'Public Service Is Governmentís Mirror'
By Genc Mlloja
Albanian Daily News
Published May 19, 2017

'Innovate or
die' was the leitmotif of the ministerial conference "Public Service
delivery across the Western Balkans" which was held in Tirana on Thursday
with Ms. Milena Harito, State Minister for Innovation and Public Administration
of Albania and the Regional School of Public Administration (ReSPA) as its
organizers.



Ministers Marta Arsovska Tomovska, Minister of Information
Society and Administration, Macedonia, Ms. Ana Brnabic, Minister of Public
Administration and Local Self- government, Serbia, Ms. Suzana Pribilovic,
Minister of Public Administration, Montenegro, presented current status of
service delivery reforms in their respective countries after the welcoming
speech held by Ms. Harito as representative of the host  country.



"The reform of the administration had the challenge of
changing the mentality for serving the citizens," said Ms. Harito as
particular emphasis was put during the Conference on the Albanian model being
currently implemented setting a new set of standards on public service
delivery, increased transparency, increased satisfactory on service delivery,
less waiting time, less corruptive practices, increased efficiency, as well as
lessons learned from challenges which emerged and their mitigation. 



"A special law was made on the public services to
overcome a situation in which there was absolute lack of services to the
citizens," Ms. Harito said, dwelling on the endeavor of the government to
reform the public service system.



She considered as a turning point in this field the
establishment of the Agency for the Delivery of Integrated Services in Albania
(ADISA), which is a state agency responsible for the delivery of public
services through setting up and administering service windows for citizens and
one- stop shop and in- one - place Citizen Service Centers. 



Referring to the practice followed in the revival of public
services models were sought in Georgia and Azerbaijan, unveiled Ms. Harito, who
hastened to explain what reasons stood behind that choice because, it was
natural, that many participants wondered why Albania, an EU candidate country,
did not eye patterns of the countries of the Western club. 



"The EU member countries have not had problems in that
field," explained the Albanian Minister who, in the meantime, expressed
the gratitude to the European Union for the financial support provided by it to
carry out that reform in Albania.



Being more concrete Ms. Harito brought as an example of the
positive results of the reform the question of property. "We started with
the Tirana Immovable Property Registration Office due to the fact that the
highest number of cases existed in Tirana. The reform was launched in 2015 at a
time when 40 percent of citizens' complaints were resolved in due time.  After four months from the start of the
implementation of the reform that percentage grew to 80 percent," she
said.

Stored records:
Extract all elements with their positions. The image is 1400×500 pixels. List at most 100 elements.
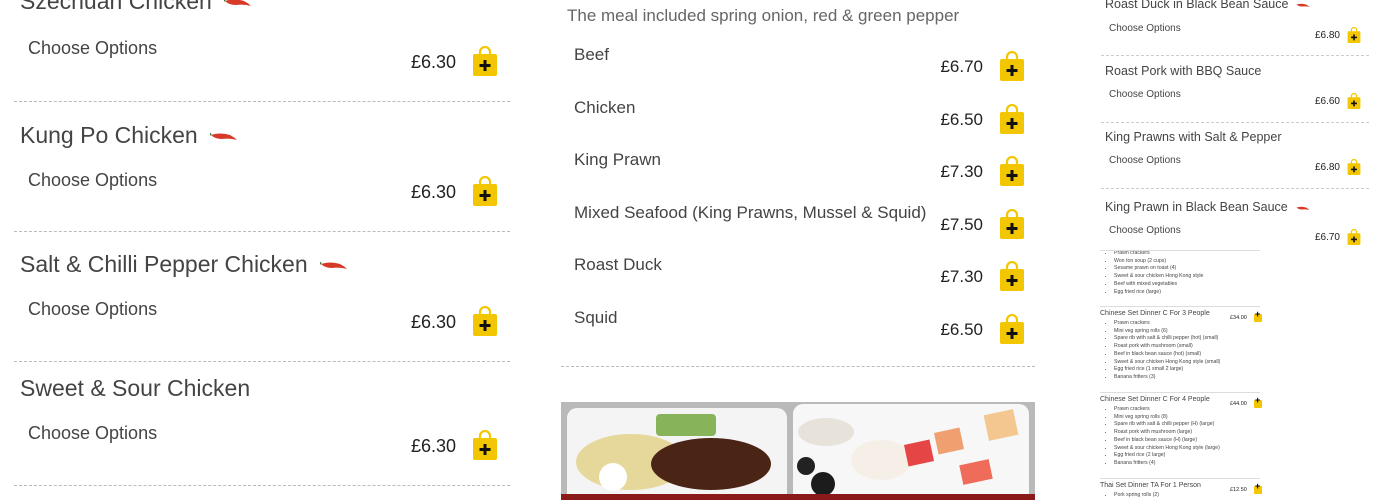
- basket-add-icon: [999, 261, 1025, 291]
- add-to-basket-button[interactable]: [472, 176, 498, 211]
- menu-item: Roast Duck in Black Bean Sauce Choose Op…: [1101, 0, 1369, 56]
- set-menu-item: Beef with mixed vegetables: [1114, 281, 1260, 289]
- set-menu-item: Roast pork with mushroom (small): [1114, 343, 1260, 351]
- add-to-basket-button[interactable]: [472, 46, 498, 81]
- menu-item-name: Roast Duck in Black Bean Sauce: [1105, 0, 1289, 11]
- choose-options-link[interactable]: Choose Options: [1109, 23, 1181, 34]
- add-to-basket-button[interactable]: [999, 261, 1025, 296]
- basket-add-icon: [999, 209, 1025, 239]
- basket-add-icon: [1347, 229, 1361, 245]
- price: £6.30: [410, 182, 456, 202]
- menu-item-title: Salt & Chilli Pepper Chicken: [20, 251, 348, 278]
- menu-item: Szechuan Chicken Choose Options £6.30: [14, 0, 510, 102]
- set-menu-item: Egg fried rice (1 small 2 large): [1114, 366, 1260, 374]
- divider: [1101, 188, 1369, 189]
- chili-icon: [319, 260, 348, 270]
- add-to-basket-button[interactable]: [1254, 397, 1262, 408]
- set-menu-item: Roast pork with mushroom (large): [1114, 429, 1260, 437]
- divider: [1101, 122, 1369, 123]
- set-menu-item: Won ton soup (2 cups): [1114, 258, 1260, 266]
- price: £6.30: [410, 436, 456, 456]
- chili-icon: [1296, 200, 1310, 214]
- price: £6.80: [1314, 162, 1340, 173]
- set-menu-title: Chinese Set Dinner C For 3 People: [1100, 310, 1210, 317]
- menu-item-title: Kung Po Chicken: [20, 122, 238, 149]
- add-to-basket-button[interactable]: [1254, 311, 1262, 322]
- set-menu-item: Spare rib with salt & chilli pepper (hot…: [1114, 335, 1260, 343]
- add-to-basket-button[interactable]: [472, 306, 498, 341]
- add-to-basket-button[interactable]: [999, 104, 1025, 139]
- price: £6.70: [1314, 232, 1340, 243]
- menu-item: Roast Pork with BBQ Sauce Choose Options…: [1101, 64, 1369, 123]
- add-to-basket-button[interactable]: [1347, 27, 1361, 48]
- divider: [14, 361, 510, 362]
- set-menu: Chinese Set Dinner C For 4 People £44.00…: [1100, 392, 1262, 480]
- divider: [561, 366, 1035, 367]
- set-menu-title: Thai Set Dinner TA For 1 Person: [1100, 482, 1201, 489]
- set-menu-item: Prawn crackers: [1114, 250, 1260, 258]
- choose-options-link[interactable]: Choose Options: [1109, 155, 1181, 166]
- option-price: £6.50: [940, 320, 983, 339]
- menu-item-title: Szechuan Chicken: [20, 0, 252, 15]
- menu-item-name: Sweet & Sour Chicken: [20, 375, 251, 401]
- add-to-basket-button[interactable]: [1347, 159, 1361, 180]
- menu-item: Sweet & Sour Chicken Choose Options £6.3…: [14, 375, 510, 486]
- basket-add-icon: [1347, 27, 1361, 43]
- menu-item-name: King Prawn in Black Bean Sauce: [1105, 200, 1288, 214]
- option-name: Squid: [574, 308, 618, 327]
- add-to-basket-button[interactable]: [999, 51, 1025, 86]
- set-menu-item: Egg fried rice (large): [1114, 289, 1260, 297]
- menu-item-name: Kung Po Chicken: [20, 122, 198, 148]
- price: £6.30: [410, 52, 456, 72]
- menu-item-name: King Prawns with Salt & Pepper: [1105, 130, 1282, 144]
- menu-item: Salt & Chilli Pepper Chicken Choose Opti…: [14, 251, 510, 362]
- add-to-basket-button[interactable]: [1347, 229, 1361, 250]
- set-menu-item: Egg fried rice (2 large): [1114, 452, 1260, 460]
- add-to-basket-button[interactable]: [1347, 93, 1361, 114]
- choose-options-link[interactable]: Choose Options: [28, 423, 157, 444]
- set-menu-item: Sweet & sour chicken Hong Kong style (sm…: [1114, 359, 1260, 367]
- choose-options-link[interactable]: Choose Options: [28, 170, 157, 191]
- option-price: £7.50: [940, 215, 983, 234]
- price: £34.00: [1230, 315, 1247, 321]
- choose-options-link[interactable]: Choose Options: [1109, 89, 1181, 100]
- set-menu: Thai Set Dinner TA For 1 Person £12.50 P…: [1100, 478, 1262, 500]
- set-menu: Chinese Set Dinner C For 3 People £34.00…: [1100, 306, 1262, 394]
- basket-add-icon: [472, 306, 498, 336]
- option-price: £6.50: [940, 110, 983, 129]
- option-price: £7.30: [940, 267, 983, 286]
- add-to-basket-button[interactable]: [1254, 483, 1262, 494]
- add-to-basket-button[interactable]: [999, 209, 1025, 244]
- divider: [1100, 306, 1260, 307]
- price: £6.60: [1314, 96, 1340, 107]
- chili-icon: [1296, 0, 1310, 11]
- set-menu-item: Mini veg spring rolls (8): [1114, 414, 1260, 422]
- divider: [14, 101, 510, 102]
- menu-column-right: Roast Duck in Black Bean Sauce Choose Op…: [1090, 0, 1400, 500]
- menu-column-left: Szechuan Chicken Choose Options £6.30 Ku…: [0, 0, 540, 500]
- set-menu-item: Beef in black bean sauce (H) (large): [1114, 437, 1260, 445]
- add-to-basket-button[interactable]: [999, 314, 1025, 349]
- menu-item-title: Roast Duck in Black Bean Sauce: [1105, 0, 1310, 11]
- choose-options-link[interactable]: Choose Options: [1109, 225, 1181, 236]
- divider: [1101, 55, 1369, 56]
- set-menu-item: Banana fritters (3): [1114, 374, 1260, 382]
- menu-item: Kung Po Chicken Choose Options £6.30: [14, 122, 510, 232]
- set-menu-title: Chinese Set Dinner C For 4 People: [1100, 396, 1210, 403]
- price: £12.50: [1230, 487, 1247, 493]
- set-menu-item: Mini veg spring rolls (6): [1114, 328, 1260, 336]
- basket-add-icon: [472, 46, 498, 76]
- choose-options-link[interactable]: Choose Options: [28, 38, 157, 59]
- price: £44.00: [1230, 401, 1247, 407]
- option-name: Beef: [574, 45, 609, 64]
- option-name: Mixed Seafood (King Prawns, Mussel & Squ…: [574, 203, 927, 222]
- food-photo: [561, 402, 1035, 500]
- chili-icon: [223, 0, 252, 7]
- add-to-basket-button[interactable]: [999, 156, 1025, 191]
- basket-add-icon: [999, 314, 1025, 344]
- choose-options-link[interactable]: Choose Options: [28, 299, 157, 320]
- add-to-basket-button[interactable]: [472, 430, 498, 465]
- menu-item-name: Roast Pork with BBQ Sauce: [1105, 64, 1262, 78]
- basket-add-icon: [999, 51, 1025, 81]
- set-menu-item: Sweet & sour chicken Hong Kong style: [1114, 273, 1260, 281]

The tasks:
**A)** Rewrite the paragraph of the conference article that begins "Ministers Marta Arsovska Tomovska" as a short list, keeping its main facts.
**B)** List every country named in the conference article.
**C)** Carry on the conference article from its last paragraph.
The material that comes after the article is from another source.

Answers given:
**A)**
After the welcoming speech by Ms. Harito, as the host country's representative, three ministers presented the current status of service delivery reforms in their countries:
- Marta Arsovska Tomovska, Minister of Information Society and Administration, Macedonia
- Ana Brnabic, Minister of Public Administration and Local Self-government, Serbia
- Suzana Pribilovic, Minister of Public Administration, Montenegro

**B)**
- Albania
- Macedonia
- Serbia
- Montenegro
- Georgia
- Azerbaijan

**C)**
Since the fall of communism this Balkan country has been
faced with the question of property in general and property restitution as one
of the hardest challenges. The process of the legalization of informal
properties continues still remaining a serious social problem across the
country.



Macedonian Minister Marta Arsovska Tomovska brought the
experience of her country where, according to her, almost all the public
services had been digitalized. She paid special attention to the fact that
professional people were needed as staff in public service system.



"The public service is the mirror of the
government," underlined Ms. Tomovska.



In her contribution the Serbian Minister, Ana Brnabic
thanked her Albanian counterpart, Ms. Harito for bringing together all the
Balkan ministers because, according to her, all the regional countries had,
more or less, the same problems in the field of public service delivery.



"In this way it easier to solve the problems
together," she noted paying special attention that eGov should serve at
local and central levels. "Local government should provide the same
service as central government. This is what Serbia is trying to do in its
reorganization drive of public services," she said.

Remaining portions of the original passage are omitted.